▶ [STATED PROBLEM] Return all of the entries word for word, but omit the pictures they contain.

A run of records
----

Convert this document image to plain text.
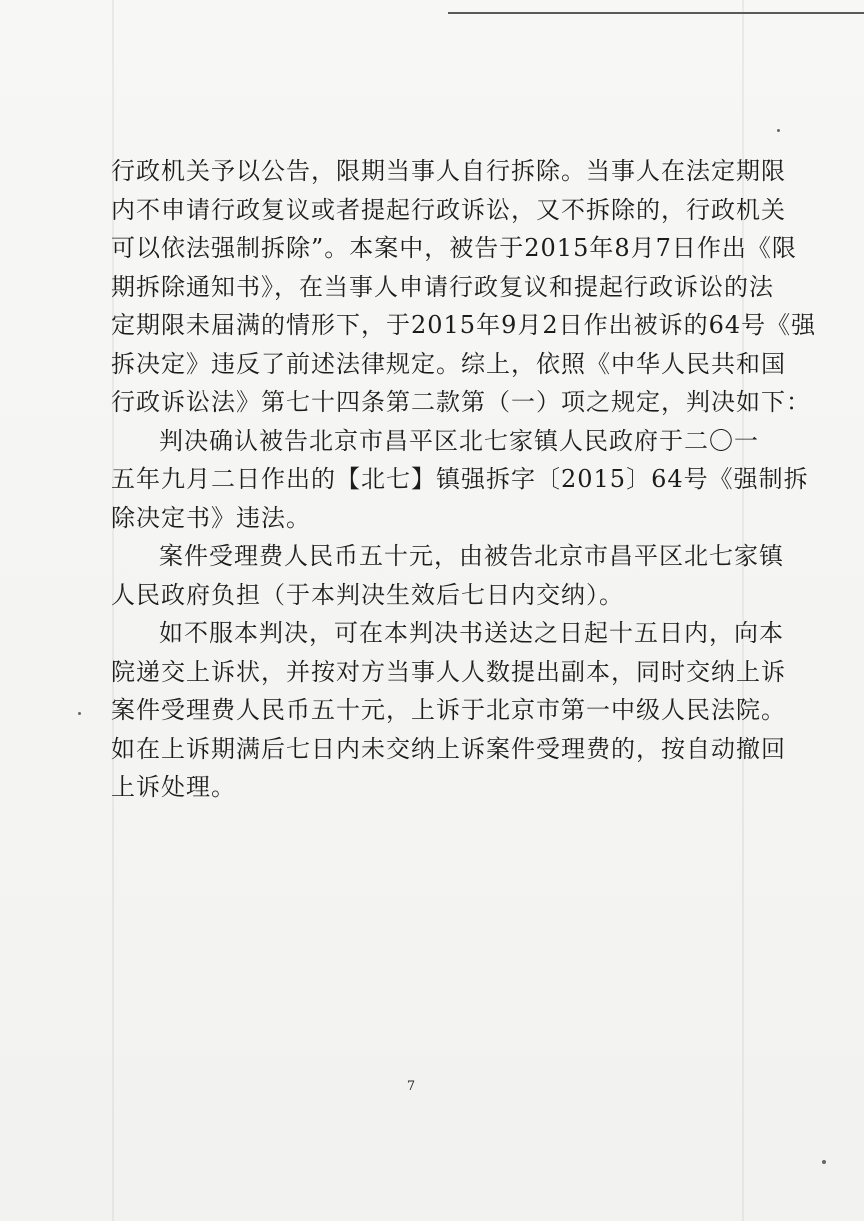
行政机关予以公告，限期当事人自行拆除。当事人在法定期限
内不申请行政复议或者提起行政诉讼，又不拆除的，行政机关
可以依法强制拆除”。本案中，被告于2015年8月7日作出《限
期拆除通知书》，在当事人申请行政复议和提起行政诉讼的法
定期限未届满的情形下，于2015年9月2日作出被诉的64号《强
拆决定》违反了前述法律规定。综上，依照《中华人民共和国
行政诉讼法》第七十四条第二款第（一）项之规定，判决如下：
判决确认被告北京市昌平区北七家镇人民政府于二〇一
五年九月二日作出的【北七】镇强拆字〔2015〕64号《强制拆
除决定书》违法。
案件受理费人民币五十元，由被告北京市昌平区北七家镇
人民政府负担（于本判决生效后七日内交纳）。
如不服本判决，可在本判决书送达之日起十五日内，向本
院递交上诉状，并按对方当事人人数提出副本，同时交纳上诉
案件受理费人民币五十元，上诉于北京市第一中级人民法院。
如在上诉期满后七日内未交纳上诉案件受理费的，按自动撤回
上诉处理。
7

----

▶ [CORRECT RESPONSE]
Convert this document image to plain text.
行政机关予以公告，限期当事人自行拆除。当事人在法定期限
内不申请行政复议或者提起行政诉讼，又不拆除的，行政机关
可以依法强制拆除”。本案中，被告于2015年8月7日作出《限
期拆除通知书》，在当事人申请行政复议和提起行政诉讼的法
定期限未届满的情形下，于2015年9月2日作出被诉的64号《强
拆决定》违反了前述法律规定。综上，依照《中华人民共和国
行政诉讼法》第七十四条第二款第（一）项之规定，判决如下：
判决确认被告北京市昌平区北七家镇人民政府于二〇一
五年九月二日作出的【北七】镇强拆字〔2015〕64号《强制拆
除决定书》违法。
案件受理费人民币五十元，由被告北京市昌平区北七家镇
人民政府负担（于本判决生效后七日内交纳）。
如不服本判决，可在本判决书送达之日起十五日内，向本
院递交上诉状，并按对方当事人人数提出副本，同时交纳上诉
案件受理费人民币五十元，上诉于北京市第一中级人民法院。
如在上诉期满后七日内未交纳上诉案件受理费的，按自动撤回
上诉处理。
7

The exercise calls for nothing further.